**Instruction:** Send back all the data below, exactly as given.

**Data:**
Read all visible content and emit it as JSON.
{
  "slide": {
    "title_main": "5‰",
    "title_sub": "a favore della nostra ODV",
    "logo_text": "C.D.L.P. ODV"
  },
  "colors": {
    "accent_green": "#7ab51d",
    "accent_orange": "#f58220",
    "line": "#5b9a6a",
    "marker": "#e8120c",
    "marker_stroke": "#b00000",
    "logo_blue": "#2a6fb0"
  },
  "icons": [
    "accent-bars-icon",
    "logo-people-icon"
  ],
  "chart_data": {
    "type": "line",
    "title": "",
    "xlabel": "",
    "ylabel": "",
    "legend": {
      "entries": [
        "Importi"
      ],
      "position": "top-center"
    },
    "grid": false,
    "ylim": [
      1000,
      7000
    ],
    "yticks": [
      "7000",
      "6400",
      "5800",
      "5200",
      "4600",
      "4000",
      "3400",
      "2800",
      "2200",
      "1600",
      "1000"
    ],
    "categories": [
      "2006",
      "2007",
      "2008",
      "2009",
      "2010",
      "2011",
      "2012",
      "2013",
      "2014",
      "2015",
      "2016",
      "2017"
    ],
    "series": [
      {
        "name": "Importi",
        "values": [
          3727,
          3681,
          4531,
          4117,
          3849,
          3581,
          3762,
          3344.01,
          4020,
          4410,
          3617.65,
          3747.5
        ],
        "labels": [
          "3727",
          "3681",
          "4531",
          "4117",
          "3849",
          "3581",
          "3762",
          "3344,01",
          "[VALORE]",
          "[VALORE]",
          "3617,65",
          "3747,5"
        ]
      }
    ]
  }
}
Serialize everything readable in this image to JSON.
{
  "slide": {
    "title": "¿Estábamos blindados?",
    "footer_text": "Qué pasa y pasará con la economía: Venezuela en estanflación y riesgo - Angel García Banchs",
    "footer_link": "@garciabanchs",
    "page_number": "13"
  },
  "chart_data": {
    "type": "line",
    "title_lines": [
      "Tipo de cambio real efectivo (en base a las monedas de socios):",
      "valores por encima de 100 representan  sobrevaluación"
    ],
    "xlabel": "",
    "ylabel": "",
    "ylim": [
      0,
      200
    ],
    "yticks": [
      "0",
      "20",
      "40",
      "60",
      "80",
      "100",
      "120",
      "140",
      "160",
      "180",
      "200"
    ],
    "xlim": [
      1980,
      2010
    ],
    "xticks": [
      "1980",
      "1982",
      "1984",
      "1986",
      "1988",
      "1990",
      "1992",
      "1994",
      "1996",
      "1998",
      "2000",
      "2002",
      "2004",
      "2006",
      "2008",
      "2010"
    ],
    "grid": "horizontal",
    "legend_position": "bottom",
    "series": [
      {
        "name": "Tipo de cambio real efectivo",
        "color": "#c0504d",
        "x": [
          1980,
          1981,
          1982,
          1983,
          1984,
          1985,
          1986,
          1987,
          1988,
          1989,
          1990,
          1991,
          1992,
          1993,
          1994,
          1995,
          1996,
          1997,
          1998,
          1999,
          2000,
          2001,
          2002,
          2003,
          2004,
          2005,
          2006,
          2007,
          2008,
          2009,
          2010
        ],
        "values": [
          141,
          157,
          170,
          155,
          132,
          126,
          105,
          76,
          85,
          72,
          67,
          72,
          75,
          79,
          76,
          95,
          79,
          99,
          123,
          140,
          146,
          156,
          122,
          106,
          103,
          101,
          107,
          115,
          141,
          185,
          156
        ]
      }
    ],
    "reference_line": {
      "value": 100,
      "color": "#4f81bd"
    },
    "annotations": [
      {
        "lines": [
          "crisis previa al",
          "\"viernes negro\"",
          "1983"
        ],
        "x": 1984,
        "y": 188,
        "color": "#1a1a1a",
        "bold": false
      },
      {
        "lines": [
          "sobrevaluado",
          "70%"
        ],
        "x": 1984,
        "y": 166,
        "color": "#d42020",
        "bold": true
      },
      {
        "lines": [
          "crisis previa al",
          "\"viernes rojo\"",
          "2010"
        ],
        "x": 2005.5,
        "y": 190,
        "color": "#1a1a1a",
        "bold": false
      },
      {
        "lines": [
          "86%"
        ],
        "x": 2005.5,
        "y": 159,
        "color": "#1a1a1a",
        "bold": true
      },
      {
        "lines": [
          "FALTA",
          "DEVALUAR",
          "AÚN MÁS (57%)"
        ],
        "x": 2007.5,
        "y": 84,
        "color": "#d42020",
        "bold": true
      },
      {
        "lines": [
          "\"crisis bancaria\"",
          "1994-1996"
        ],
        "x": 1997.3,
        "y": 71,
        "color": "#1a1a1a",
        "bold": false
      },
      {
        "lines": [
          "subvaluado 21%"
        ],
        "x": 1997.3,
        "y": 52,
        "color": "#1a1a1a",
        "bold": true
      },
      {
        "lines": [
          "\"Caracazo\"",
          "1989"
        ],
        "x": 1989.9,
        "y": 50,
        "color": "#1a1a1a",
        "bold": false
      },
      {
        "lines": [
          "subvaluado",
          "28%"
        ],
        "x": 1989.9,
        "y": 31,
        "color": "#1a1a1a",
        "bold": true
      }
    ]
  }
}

**Correct answer:**
Read all visible content and emit it as JSON.
{
  "slide": {
    "title_main": "5‰",
    "title_sub": "a favore della nostra ODV",
    "logo_text": "C.D.L.P. ODV"
  },
  "colors": {
    "accent_green": "#7ab51d",
    "accent_orange": "#f58220",
    "line": "#5b9a6a",
    "marker": "#e8120c",
    "marker_stroke": "#b00000",
    "logo_blue": "#2a6fb0"
  },
  "icons": [
    "accent-bars-icon",
    "logo-people-icon"
  ],
  "chart_data": {
    "type": "line",
    "title": "",
    "xlabel": "",
    "ylabel": "",
    "legend": {
      "entries": [
        "Importi"
      ],
      "position": "top-center"
    },
    "grid": false,
    "ylim": [
      1000,
      7000
    ],
    "yticks": [
      "7000",
      "6400",
      "5800",
      "5200",
      "4600",
      "4000",
      "3400",
      "2800",
      "2200",
      "1600",
      "1000"
    ],
    "categories": [
      "2006",
      "2007",
      "2008",
      "2009",
      "2010",
      "2011",
      "2012",
      "2013",
      "2014",
      "2015",
      "2016",
      "2017"
    ],
    "series": [
      {
        "name": "Importi",
        "values": [
          3727,
          3681,
          4531,
          4117,
          3849,
          3581,
          3762,
          3344.01,
          4020,
          4410,
          3617.65,
          3747.5
        ],
        "labels": [
          "3727",
          "3681",
          "4531",
          "4117",
          "3849",
          "3581",
          "3762",
          "3344,01",
          "[VALORE]",
          "[VALORE]",
          "3617,65",
          "3747,5"
        ]
      }
    ]
  }
}
Serialize everything readable in this image to JSON.
{
  "slide": {
    "title": "¿Estábamos blindados?",
    "footer_text": "Qué pasa y pasará con la economía: Venezuela en estanflación y riesgo - Angel García Banchs",
    "footer_link": "@garciabanchs",
    "page_number": "13"
  },
  "chart_data": {
    "type": "line",
    "title_lines": [
      "Tipo de cambio real efectivo (en base a las monedas de socios):",
      "valores por encima de 100 representan  sobrevaluación"
    ],
    "xlabel": "",
    "ylabel": "",
    "ylim": [
      0,
      200
    ],
    "yticks": [
      "0",
      "20",
      "40",
      "60",
      "80",
      "100",
      "120",
      "140",
      "160",
      "180",
      "200"
    ],
    "xlim": [
      1980,
      2010
    ],
    "xticks": [
      "1980",
      "1982",
      "1984",
      "1986",
      "1988",
      "1990",
      "1992",
      "1994",
      "1996",
      "1998",
      "2000",
      "2002",
      "2004",
      "2006",
      "2008",
      "2010"
    ],
    "grid": "horizontal",
    "legend_position": "bottom",
    "series": [
      {
        "name": "Tipo de cambio real efectivo",
        "color": "#c0504d",
        "x": [
          1980,
          1981,
          1982,
          1983,
          1984,
          1985,
          1986,
          1987,
          1988,
          1989,
          1990,
          1991,
          1992,
          1993,
          1994,
          1995,
          1996,
          1997,
          1998,
          1999,
          2000,
          2001,
          2002,
          2003,
          2004,
          2005,
          2006,
          2007,
          2008,
          2009,
          2010
        ],
        "values": [
          141,
          157,
          170,
          155,
          132,
          126,
          105,
          76,
          85,
          72,
          67,
          72,
          75,
          79,
          76,
          95,
          79,
          99,
          123,
          140,
          146,
          156,
          122,
          106,
          103,
          101,
          107,
          115,
          141,
          185,
          156
        ]
      }
    ],
    "reference_line": {
      "value": 100,
      "color": "#4f81bd"
    },
    "annotations": [
      {
        "lines": [
          "crisis previa al",
          "\"viernes negro\"",
          "1983"
        ],
        "x": 1984,
        "y": 188,
        "color": "#1a1a1a",
        "bold": false
      },
      {
        "lines": [
          "sobrevaluado",
          "70%"
        ],
        "x": 1984,
        "y": 166,
        "color": "#d42020",
        "bold": true
      },
      {
        "lines": [
          "crisis previa al",
          "\"viernes rojo\"",
          "2010"
        ],
        "x": 2005.5,
        "y": 190,
        "color": "#1a1a1a",
        "bold": false
      },
      {
        "lines": [
          "86%"
        ],
        "x": 2005.5,
        "y": 159,
        "color": "#1a1a1a",
        "bold": true
      },
      {
        "lines": [
          "FALTA",
          "DEVALUAR",
          "AÚN MÁS (57%)"
        ],
        "x": 2007.5,
        "y": 84,
        "color": "#d42020",
        "bold": true
      },
      {
        "lines": [
          "\"crisis bancaria\"",
          "1994-1996"
        ],
        "x": 1997.3,
        "y": 71,
        "color": "#1a1a1a",
        "bold": false
      },
      {
        "lines": [
          "subvaluado 21%"
        ],
        "x": 1997.3,
        "y": 52,
        "color": "#1a1a1a",
        "bold": true
      },
      {
        "lines": [
          "\"Caracazo\"",
          "1989"
        ],
        "x": 1989.9,
        "y": 50,
        "color": "#1a1a1a",
        "bold": false
      },
      {
        "lines": [
          "subvaluado",
          "28%"
        ],
        "x": 1989.9,
        "y": 31,
        "color": "#1a1a1a",
        "bold": true
      }
    ]
  }
}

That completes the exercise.